--- ENTRIES PROVIDED ---
* START *

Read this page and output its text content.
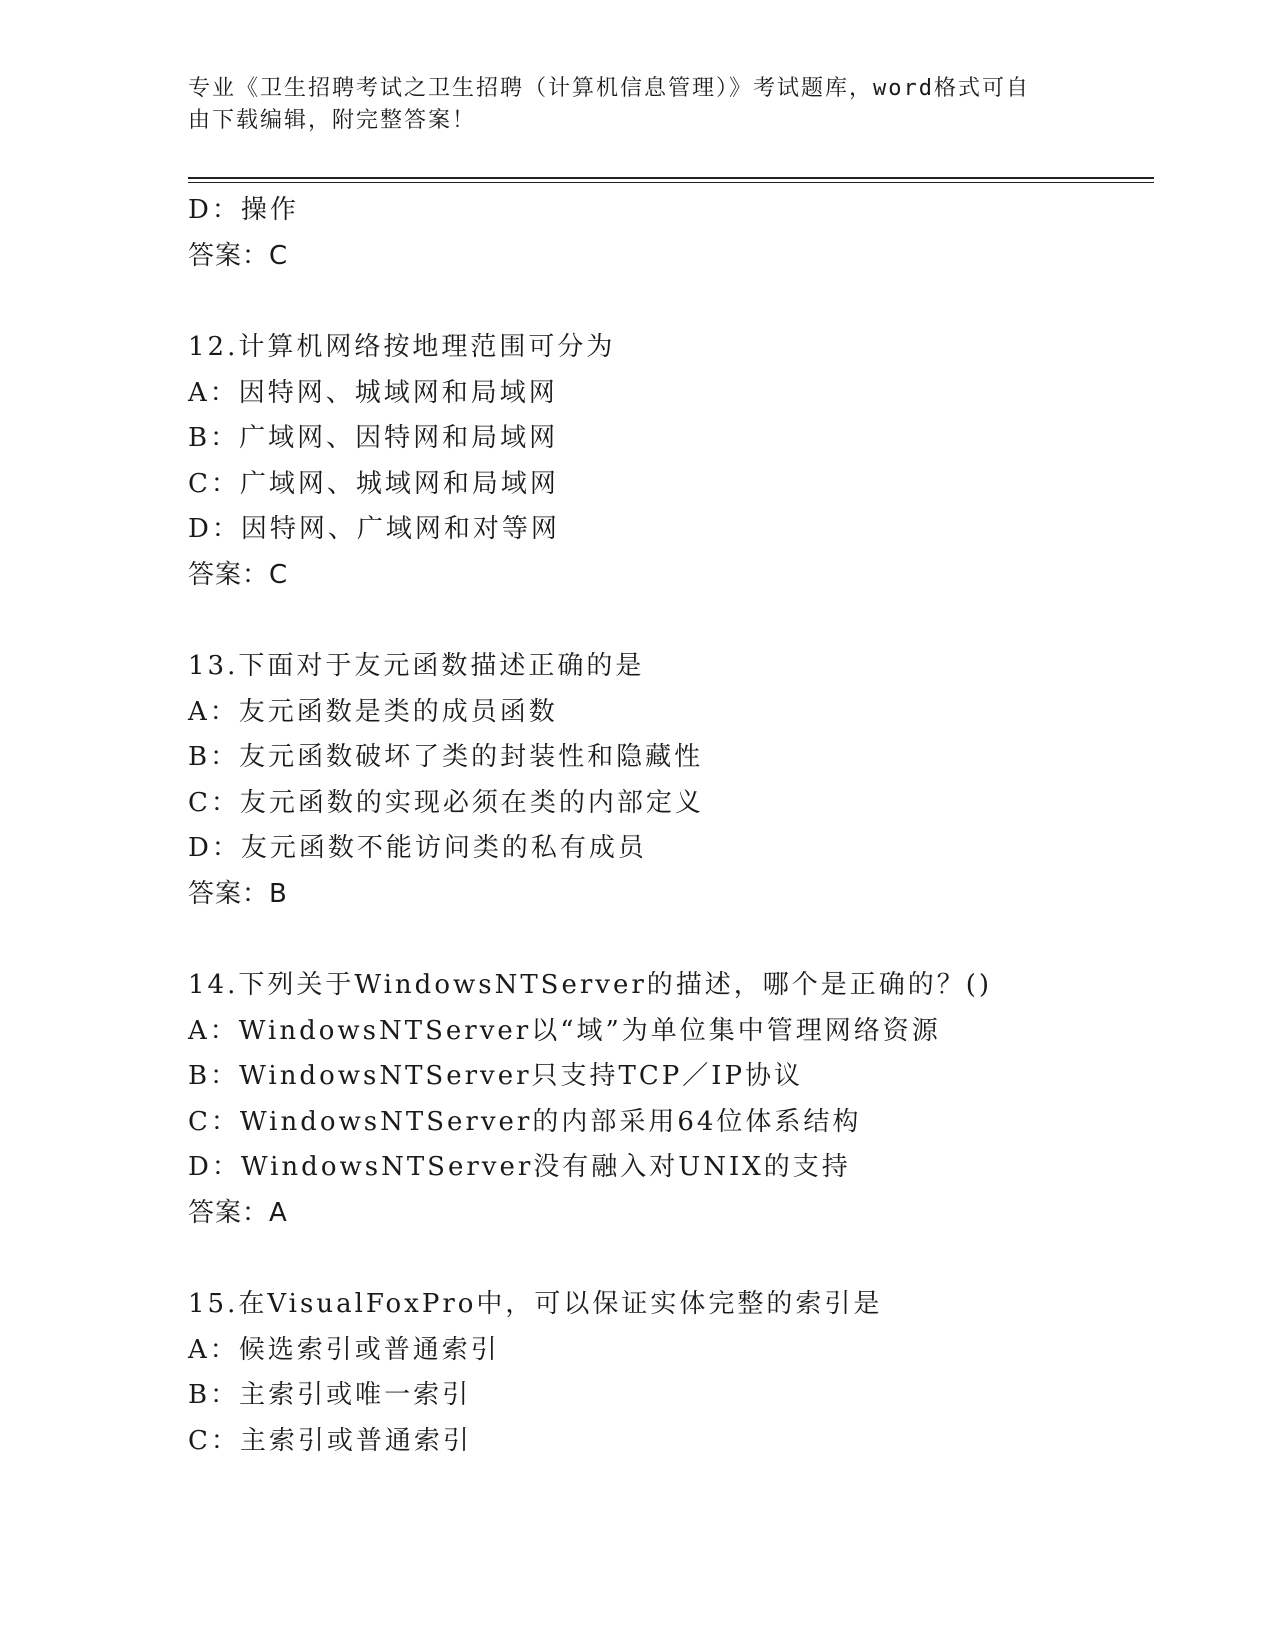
专业《卫生招聘考试之卫生招聘（计算机信息管理）》考试题库，word格式可自
由下载编辑，附完整答案！
D：操作
答案：C
12.计算机网络按地理范围可分为
A：因特网、城域网和局域网
B：广域网、因特网和局域网
C：广域网、城域网和局域网
D：因特网、广域网和对等网
答案：C
13.下面对于友元函数描述正确的是
A：友元函数是类的成员函数
B：友元函数破坏了类的封装性和隐藏性
C：友元函数的实现必须在类的内部定义
D：友元函数不能访问类的私有成员
答案：B
14.下列关于WindowsNTServer的描述，哪个是正确的？()
A：WindowsNTServer以“域”为单位集中管理网络资源
B：WindowsNTServer只支持TCP／IP协议
C：WindowsNTServer的内部采用64位体系结构
D：WindowsNTServer没有融入对UNIX的支持
答案：A
15.在VisualFoxPro中，可以保证实体完整的索引是
A：候选索引或普通索引
B：主索引或唯一索引
C：主索引或普通索引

* END *

--- PROMPT ---
Return all of the entries word for word, but omit the pictures.

--- RESULT OF THIS EXERCISE ---
Read this page and output its text content.
专业《卫生招聘考试之卫生招聘（计算机信息管理）》考试题库，word格式可自
由下载编辑，附完整答案！
D：操作
答案：C
12.计算机网络按地理范围可分为
A：因特网、城域网和局域网
B：广域网、因特网和局域网
C：广域网、城域网和局域网
D：因特网、广域网和对等网
答案：C
13.下面对于友元函数描述正确的是
A：友元函数是类的成员函数
B：友元函数破坏了类的封装性和隐藏性
C：友元函数的实现必须在类的内部定义
D：友元函数不能访问类的私有成员
答案：B
14.下列关于WindowsNTServer的描述，哪个是正确的？()
A：WindowsNTServer以“域”为单位集中管理网络资源
B：WindowsNTServer只支持TCP／IP协议
C：WindowsNTServer的内部采用64位体系结构
D：WindowsNTServer没有融入对UNIX的支持
答案：A
15.在VisualFoxPro中，可以保证实体完整的索引是
A：候选索引或普通索引
B：主索引或唯一索引
C：主索引或普通索引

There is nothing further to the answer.